Make an exact copy of all the records.

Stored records

· · ·

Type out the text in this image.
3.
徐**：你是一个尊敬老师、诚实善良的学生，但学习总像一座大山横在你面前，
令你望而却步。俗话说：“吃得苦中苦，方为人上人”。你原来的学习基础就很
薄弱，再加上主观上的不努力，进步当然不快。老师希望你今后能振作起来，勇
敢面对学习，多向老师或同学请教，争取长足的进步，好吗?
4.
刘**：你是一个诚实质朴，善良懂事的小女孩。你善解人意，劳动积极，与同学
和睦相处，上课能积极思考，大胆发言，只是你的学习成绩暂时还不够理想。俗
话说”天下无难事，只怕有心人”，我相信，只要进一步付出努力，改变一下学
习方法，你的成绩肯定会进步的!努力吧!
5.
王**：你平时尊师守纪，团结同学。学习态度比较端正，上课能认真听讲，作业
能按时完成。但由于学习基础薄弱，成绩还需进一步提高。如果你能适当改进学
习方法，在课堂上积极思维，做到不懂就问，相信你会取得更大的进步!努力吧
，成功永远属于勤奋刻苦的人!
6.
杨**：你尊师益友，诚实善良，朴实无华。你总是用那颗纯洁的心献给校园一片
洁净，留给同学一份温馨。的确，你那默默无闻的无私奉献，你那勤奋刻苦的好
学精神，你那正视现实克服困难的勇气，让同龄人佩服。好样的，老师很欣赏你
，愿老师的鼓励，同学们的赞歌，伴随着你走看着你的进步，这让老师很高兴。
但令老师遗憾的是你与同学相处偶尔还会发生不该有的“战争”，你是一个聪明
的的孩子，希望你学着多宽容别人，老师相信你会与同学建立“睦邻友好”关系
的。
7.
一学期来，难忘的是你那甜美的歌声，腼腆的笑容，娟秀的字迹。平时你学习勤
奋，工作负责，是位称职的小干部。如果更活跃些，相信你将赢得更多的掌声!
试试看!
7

· · ·

WRITTEN SOLUTION:
Type out the text in this image.
3.
徐**：你是一个尊敬老师、诚实善良的学生，但学习总像一座大山横在你面前，
令你望而却步。俗话说：“吃得苦中苦，方为人上人”。你原来的学习基础就很
薄弱，再加上主观上的不努力，进步当然不快。老师希望你今后能振作起来，勇
敢面对学习，多向老师或同学请教，争取长足的进步，好吗?
4.
刘**：你是一个诚实质朴，善良懂事的小女孩。你善解人意，劳动积极，与同学
和睦相处，上课能积极思考，大胆发言，只是你的学习成绩暂时还不够理想。俗
话说”天下无难事，只怕有心人”，我相信，只要进一步付出努力，改变一下学
习方法，你的成绩肯定会进步的!努力吧!
5.
王**：你平时尊师守纪，团结同学。学习态度比较端正，上课能认真听讲，作业
能按时完成。但由于学习基础薄弱，成绩还需进一步提高。如果你能适当改进学
习方法，在课堂上积极思维，做到不懂就问，相信你会取得更大的进步!努力吧
，成功永远属于勤奋刻苦的人!
6.
杨**：你尊师益友，诚实善良，朴实无华。你总是用那颗纯洁的心献给校园一片
洁净，留给同学一份温馨。的确，你那默默无闻的无私奉献，你那勤奋刻苦的好
学精神，你那正视现实克服困难的勇气，让同龄人佩服。好样的，老师很欣赏你
，愿老师的鼓励，同学们的赞歌，伴随着你走看着你的进步，这让老师很高兴。
但令老师遗憾的是你与同学相处偶尔还会发生不该有的“战争”，你是一个聪明
的的孩子，希望你学着多宽容别人，老师相信你会与同学建立“睦邻友好”关系
的。
7.
一学期来，难忘的是你那甜美的歌声，腼腆的笑容，娟秀的字迹。平时你学习勤
奋，工作负责，是位称职的小干部。如果更活跃些，相信你将赢得更多的掌声!
试试看!
7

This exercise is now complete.